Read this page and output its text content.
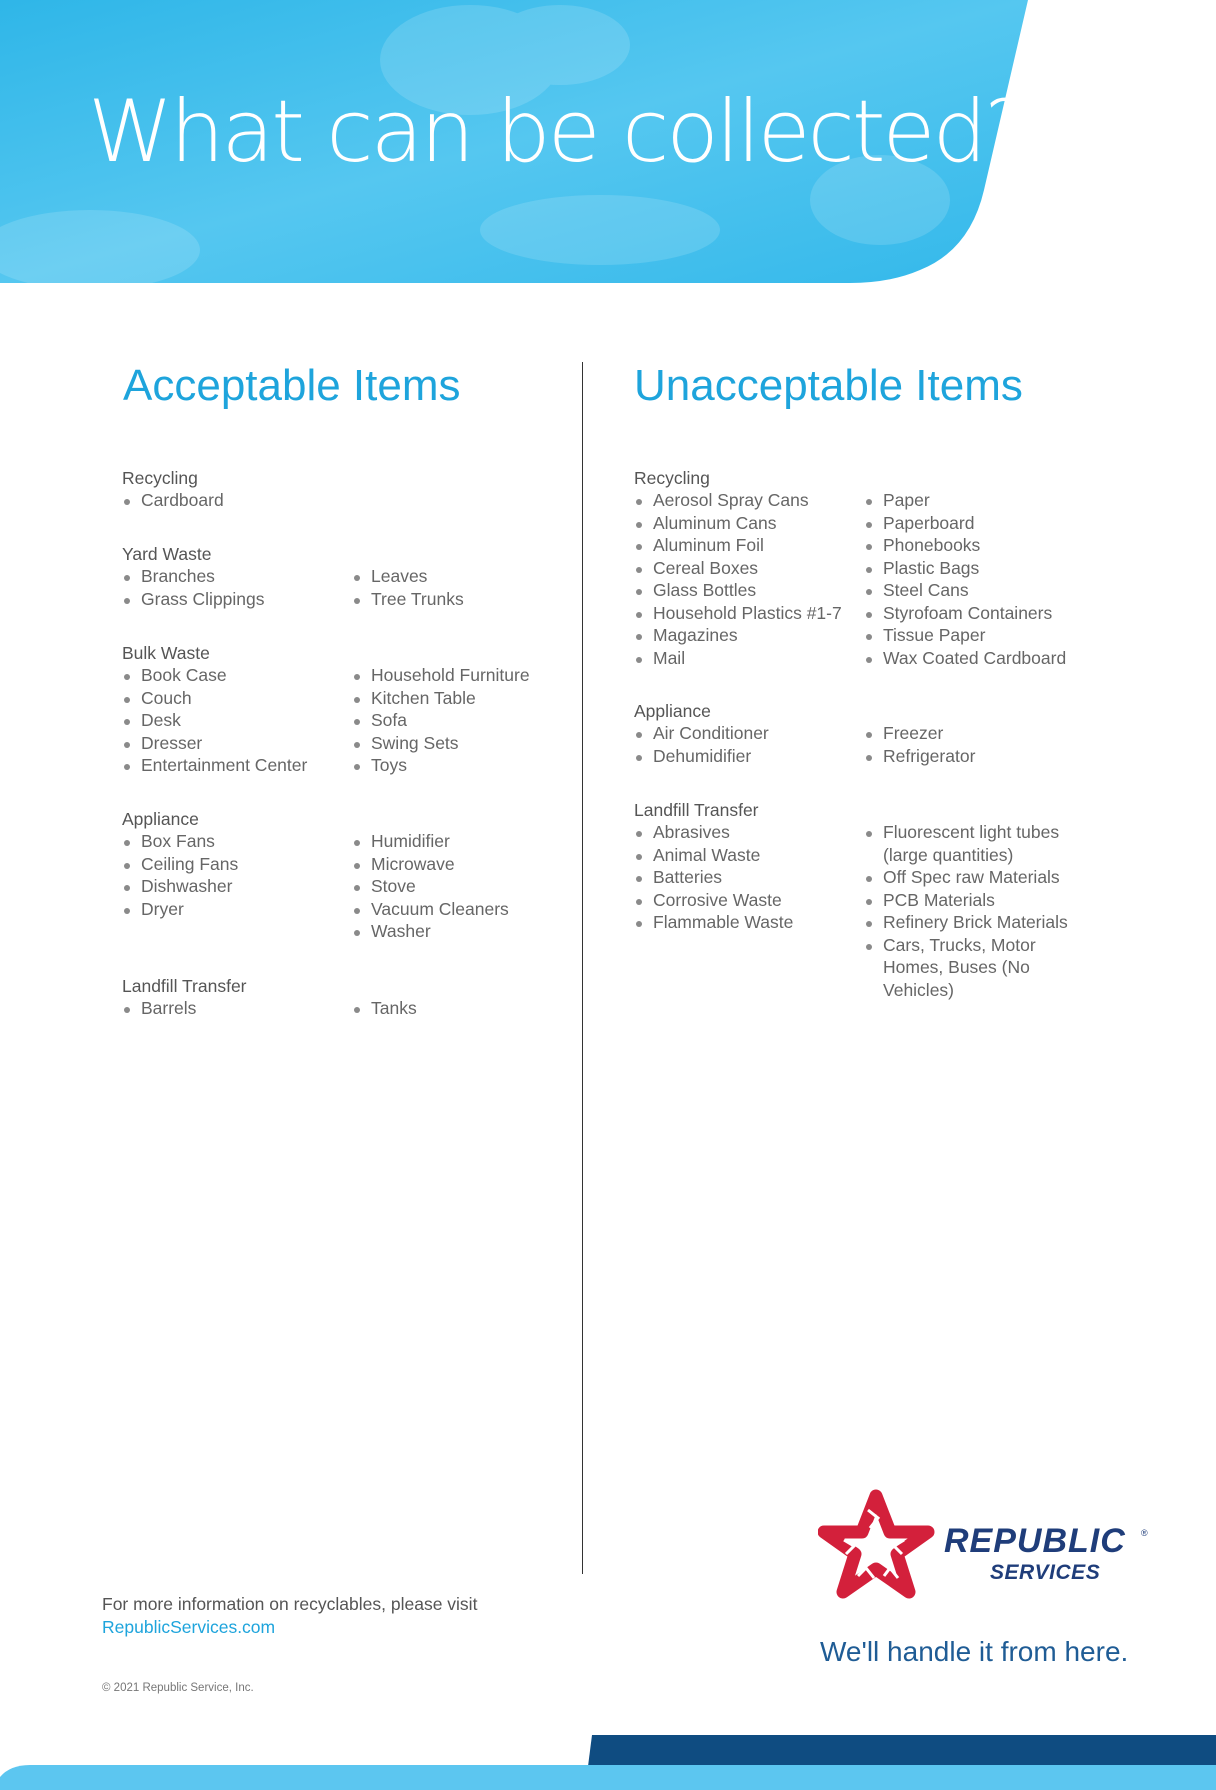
What can be collected?
Acceptable Items	Unacceptable Items
Recycling
Cardboard
Yard Waste
Branches
Grass Clippings
Leaves
Tree Trunks
Bulk Waste
Book Case
Couch
Desk
Dresser
Entertainment Center
Household Furniture
Kitchen Table
Sofa
Swing Sets
Toys
Appliance
Box Fans
Ceiling Fans
Dishwasher
Dryer
Humidifier
Microwave
Stove
Vacuum Cleaners
Washer
Landfill Transfer
Barrels	Tanks
Recycling
Aerosol Spray Cans
Aluminum Cans
Aluminum Foil
Cereal Boxes
Glass Bottles
Household Plastics #1-7
Magazines
Mail
Paper
Paperboard
Phonebooks
Plastic Bags
Steel Cans
Styrofoam Containers
Tissue Paper
Wax Coated Cardboard
Appliance
Air Conditioner
Dehumidifier
Freezer
Refrigerator
Landfill Transfer
Abrasives
Animal Waste
Batteries
Corrosive Waste
Flammable Waste
Fluorescent light tubes
(large quantities)
Off Spec raw Materials
PCB Materials
Refinery Brick Materials
Cars, Trucks, Motor
Homes, Buses (No
Vehicles)
For more information on recyclables, please visit
RepublicServices.com
© 2021 Republic Service, Inc.
REPUBLIC ®
SERVICES
We'll handle it from here.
========
#### What you should do:
Write the listing out a second time exactly, dropping all images.

#### Correct output:
Read this page and output its text content.
What can be collected?
Acceptable Items	Unacceptable Items
Recycling
Cardboard
Yard Waste
Branches
Grass Clippings
Leaves
Tree Trunks
Bulk Waste
Book Case
Couch
Desk
Dresser
Entertainment Center
Household Furniture
Kitchen Table
Sofa
Swing Sets
Toys
Appliance
Box Fans
Ceiling Fans
Dishwasher
Dryer
Humidifier
Microwave
Stove
Vacuum Cleaners
Washer
Landfill Transfer
Barrels	Tanks
Recycling
Aerosol Spray Cans
Aluminum Cans
Aluminum Foil
Cereal Boxes
Glass Bottles
Household Plastics #1-7
Magazines
Mail
Paper
Paperboard
Phonebooks
Plastic Bags
Steel Cans
Styrofoam Containers
Tissue Paper
Wax Coated Cardboard
Appliance
Air Conditioner
Dehumidifier
Freezer
Refrigerator
Landfill Transfer
Abrasives
Animal Waste
Batteries
Corrosive Waste
Flammable Waste
Fluorescent light tubes
(large quantities)
Off Spec raw Materials
PCB Materials
Refinery Brick Materials
Cars, Trucks, Motor
Homes, Buses (No
Vehicles)
For more information on recyclables, please visit
RepublicServices.com
© 2021 Republic Service, Inc.
REPUBLIC ®
SERVICES
We'll handle it from here.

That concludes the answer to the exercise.